▼▼▼

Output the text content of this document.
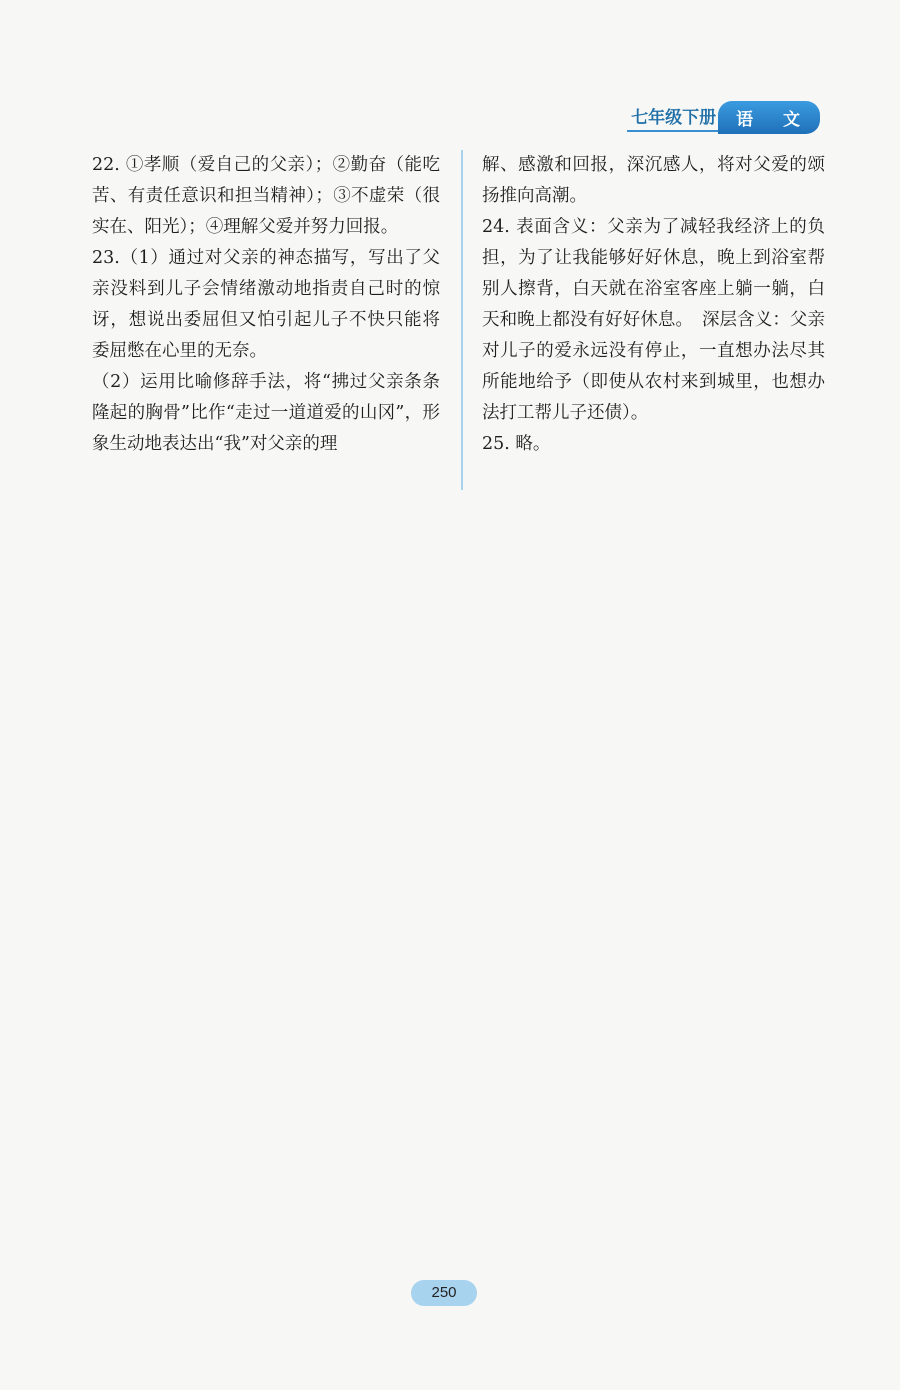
七年级下册	语 文

22. ①孝顺（爱自己的父亲）；②勤奋（能吃苦、有责任意识和担当精神）；③不虚荣（很实在、阳光）；④理解父爱并努力回报。

23.（1）通过对父亲的神态描写，写出了父亲没料到儿子会情绪激动地指责自己时的惊讶，想说出委屈但又怕引起儿子不快只能将委屈憋在心里的无奈。

（2）运用比喻修辞手法，将“拂过父亲条条隆起的胸骨”比作“走过一道道爱的山冈”，形象生动地表达出“我”对父亲的理

解、感激和回报，深沉感人，将对父爱的颂扬推向高潮。

24. 表面含义：父亲为了减轻我经济上的负担，为了让我能够好好休息，晚上到浴室帮别人擦背，白天就在浴室客座上躺一躺，白天和晚上都没有好好休息。　深层含义：父亲对儿子的爱永远没有停止，一直想办法尽其所能地给予（即使从农村来到城里，也想办法打工帮儿子还债）。

25. 略。

250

▲▲▲

Set down the material above as is, without any pictures.

Solution to this exercise
Output the text content of this document.
七年级下册	语 文

22. ①孝顺（爱自己的父亲）；②勤奋（能吃苦、有责任意识和担当精神）；③不虚荣（很实在、阳光）；④理解父爱并努力回报。

23.（1）通过对父亲的神态描写，写出了父亲没料到儿子会情绪激动地指责自己时的惊讶，想说出委屈但又怕引起儿子不快只能将委屈憋在心里的无奈。

（2）运用比喻修辞手法，将“拂过父亲条条隆起的胸骨”比作“走过一道道爱的山冈”，形象生动地表达出“我”对父亲的理

解、感激和回报，深沉感人，将对父爱的颂扬推向高潮。

24. 表面含义：父亲为了减轻我经济上的负担，为了让我能够好好休息，晚上到浴室帮别人擦背，白天就在浴室客座上躺一躺，白天和晚上都没有好好休息。　深层含义：父亲对儿子的爱永远没有停止，一直想办法尽其所能地给予（即使从农村来到城里，也想办法打工帮儿子还债）。

25. 略。

250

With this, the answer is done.